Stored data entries
* begin *
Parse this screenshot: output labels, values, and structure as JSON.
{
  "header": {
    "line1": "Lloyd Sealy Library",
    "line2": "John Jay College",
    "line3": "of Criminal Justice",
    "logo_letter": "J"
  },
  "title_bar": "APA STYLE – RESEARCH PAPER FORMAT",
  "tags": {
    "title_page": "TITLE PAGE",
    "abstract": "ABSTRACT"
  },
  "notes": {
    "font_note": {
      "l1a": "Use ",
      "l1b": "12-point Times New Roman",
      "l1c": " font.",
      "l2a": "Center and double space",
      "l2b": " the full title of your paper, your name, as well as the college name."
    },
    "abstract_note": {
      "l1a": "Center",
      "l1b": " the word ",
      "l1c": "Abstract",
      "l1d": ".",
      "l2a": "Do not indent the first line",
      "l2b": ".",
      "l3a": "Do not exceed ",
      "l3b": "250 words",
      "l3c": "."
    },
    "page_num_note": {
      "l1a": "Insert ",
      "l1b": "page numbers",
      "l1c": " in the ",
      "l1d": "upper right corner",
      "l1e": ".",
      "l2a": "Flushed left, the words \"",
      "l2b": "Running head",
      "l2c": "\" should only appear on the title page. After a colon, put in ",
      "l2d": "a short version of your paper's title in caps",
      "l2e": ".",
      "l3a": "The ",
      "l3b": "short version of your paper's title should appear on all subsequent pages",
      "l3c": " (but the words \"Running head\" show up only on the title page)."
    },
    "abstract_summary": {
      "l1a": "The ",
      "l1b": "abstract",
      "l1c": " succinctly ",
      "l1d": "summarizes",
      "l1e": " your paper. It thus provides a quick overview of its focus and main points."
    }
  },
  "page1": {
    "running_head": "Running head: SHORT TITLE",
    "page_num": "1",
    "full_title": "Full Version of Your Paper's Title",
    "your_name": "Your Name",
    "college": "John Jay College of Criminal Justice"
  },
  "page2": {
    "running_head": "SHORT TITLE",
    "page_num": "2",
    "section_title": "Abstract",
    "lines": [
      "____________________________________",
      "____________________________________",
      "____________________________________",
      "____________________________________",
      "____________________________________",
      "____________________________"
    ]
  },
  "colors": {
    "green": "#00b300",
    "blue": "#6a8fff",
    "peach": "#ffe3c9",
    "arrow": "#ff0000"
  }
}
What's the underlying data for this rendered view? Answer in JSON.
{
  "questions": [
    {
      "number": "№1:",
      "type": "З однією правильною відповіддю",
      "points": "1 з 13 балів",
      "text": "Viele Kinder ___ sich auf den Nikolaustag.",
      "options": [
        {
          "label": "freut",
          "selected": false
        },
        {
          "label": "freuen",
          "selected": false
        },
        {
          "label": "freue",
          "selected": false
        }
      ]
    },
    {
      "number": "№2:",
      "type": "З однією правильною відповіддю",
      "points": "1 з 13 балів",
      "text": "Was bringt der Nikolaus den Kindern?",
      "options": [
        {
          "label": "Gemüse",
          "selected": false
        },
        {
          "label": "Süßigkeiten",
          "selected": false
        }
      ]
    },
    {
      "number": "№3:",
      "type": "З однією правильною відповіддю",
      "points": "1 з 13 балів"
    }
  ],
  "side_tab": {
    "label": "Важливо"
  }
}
* end *
WHAT IS REQUIRED: Extract each line holding the word "appear" from the records.

SOLVED PROBLEM:
      "l2c": "\" should only appear on the title page. After a colon, put in ",
      "l3b": "short version of your paper's title should appear on all subsequent pages",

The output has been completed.